● Supplied material:
==================================================

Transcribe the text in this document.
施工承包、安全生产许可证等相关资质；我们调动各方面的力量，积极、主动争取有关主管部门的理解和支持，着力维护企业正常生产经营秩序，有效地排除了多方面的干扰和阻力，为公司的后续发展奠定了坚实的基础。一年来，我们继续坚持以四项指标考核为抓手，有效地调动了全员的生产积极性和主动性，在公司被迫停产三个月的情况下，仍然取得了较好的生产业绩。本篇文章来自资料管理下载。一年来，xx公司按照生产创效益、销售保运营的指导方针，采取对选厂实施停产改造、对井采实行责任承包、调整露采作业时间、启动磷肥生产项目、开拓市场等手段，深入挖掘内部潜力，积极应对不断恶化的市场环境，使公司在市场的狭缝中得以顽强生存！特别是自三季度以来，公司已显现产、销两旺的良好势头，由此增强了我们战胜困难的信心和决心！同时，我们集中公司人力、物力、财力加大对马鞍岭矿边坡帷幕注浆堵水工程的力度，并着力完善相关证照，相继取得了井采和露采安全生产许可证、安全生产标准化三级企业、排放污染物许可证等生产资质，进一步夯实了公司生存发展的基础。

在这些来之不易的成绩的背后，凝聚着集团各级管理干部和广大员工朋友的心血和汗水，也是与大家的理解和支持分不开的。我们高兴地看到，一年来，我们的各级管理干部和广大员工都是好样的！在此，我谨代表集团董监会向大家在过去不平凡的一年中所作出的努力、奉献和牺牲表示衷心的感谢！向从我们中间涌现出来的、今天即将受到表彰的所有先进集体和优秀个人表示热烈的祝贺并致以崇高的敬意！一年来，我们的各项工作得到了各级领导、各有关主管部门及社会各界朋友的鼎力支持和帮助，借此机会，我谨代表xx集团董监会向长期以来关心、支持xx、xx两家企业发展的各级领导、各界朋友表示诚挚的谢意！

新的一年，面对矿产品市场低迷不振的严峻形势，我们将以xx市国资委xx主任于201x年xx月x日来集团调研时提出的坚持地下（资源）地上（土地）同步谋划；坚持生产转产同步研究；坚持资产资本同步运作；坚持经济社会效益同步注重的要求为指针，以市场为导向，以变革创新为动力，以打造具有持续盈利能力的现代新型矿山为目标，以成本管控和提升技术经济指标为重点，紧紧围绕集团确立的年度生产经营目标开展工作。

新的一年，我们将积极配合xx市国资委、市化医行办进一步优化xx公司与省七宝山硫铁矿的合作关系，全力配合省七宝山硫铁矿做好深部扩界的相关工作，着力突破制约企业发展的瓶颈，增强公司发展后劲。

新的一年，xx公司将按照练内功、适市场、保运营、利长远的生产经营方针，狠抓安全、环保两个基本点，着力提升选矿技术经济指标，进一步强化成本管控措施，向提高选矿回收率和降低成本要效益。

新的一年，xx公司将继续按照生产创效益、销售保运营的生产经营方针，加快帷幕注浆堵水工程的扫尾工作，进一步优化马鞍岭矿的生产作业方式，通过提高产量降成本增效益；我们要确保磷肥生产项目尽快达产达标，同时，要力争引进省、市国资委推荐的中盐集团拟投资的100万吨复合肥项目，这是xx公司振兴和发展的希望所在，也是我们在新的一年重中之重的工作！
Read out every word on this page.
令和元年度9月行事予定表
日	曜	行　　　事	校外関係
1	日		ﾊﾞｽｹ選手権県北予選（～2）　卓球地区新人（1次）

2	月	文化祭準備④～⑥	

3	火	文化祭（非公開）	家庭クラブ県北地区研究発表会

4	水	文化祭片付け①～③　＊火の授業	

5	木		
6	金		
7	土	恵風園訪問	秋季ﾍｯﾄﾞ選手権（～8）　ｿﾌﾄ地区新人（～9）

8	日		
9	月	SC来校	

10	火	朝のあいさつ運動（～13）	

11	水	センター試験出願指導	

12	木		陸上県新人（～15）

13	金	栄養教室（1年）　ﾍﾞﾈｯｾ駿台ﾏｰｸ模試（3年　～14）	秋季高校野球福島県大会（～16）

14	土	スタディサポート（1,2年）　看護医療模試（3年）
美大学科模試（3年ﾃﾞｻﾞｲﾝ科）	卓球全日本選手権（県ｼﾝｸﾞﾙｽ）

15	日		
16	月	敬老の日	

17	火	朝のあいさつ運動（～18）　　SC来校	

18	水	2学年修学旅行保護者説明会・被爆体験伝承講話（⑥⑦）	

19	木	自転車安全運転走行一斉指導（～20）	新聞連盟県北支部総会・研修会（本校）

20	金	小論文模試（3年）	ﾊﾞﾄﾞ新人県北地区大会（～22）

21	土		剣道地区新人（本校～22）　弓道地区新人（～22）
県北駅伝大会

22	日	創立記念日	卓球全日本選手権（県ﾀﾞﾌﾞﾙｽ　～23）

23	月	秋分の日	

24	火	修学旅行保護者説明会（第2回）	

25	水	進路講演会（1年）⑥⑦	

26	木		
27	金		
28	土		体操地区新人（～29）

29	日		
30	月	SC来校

==================================================

● What the task requires:
Working from the entries above, return all lines that contain "SC来校".

● Problem solution:
9	月	SC来校	
17	火	朝のあいさつ運動（～18）　　SC来校	
30	月	SC来校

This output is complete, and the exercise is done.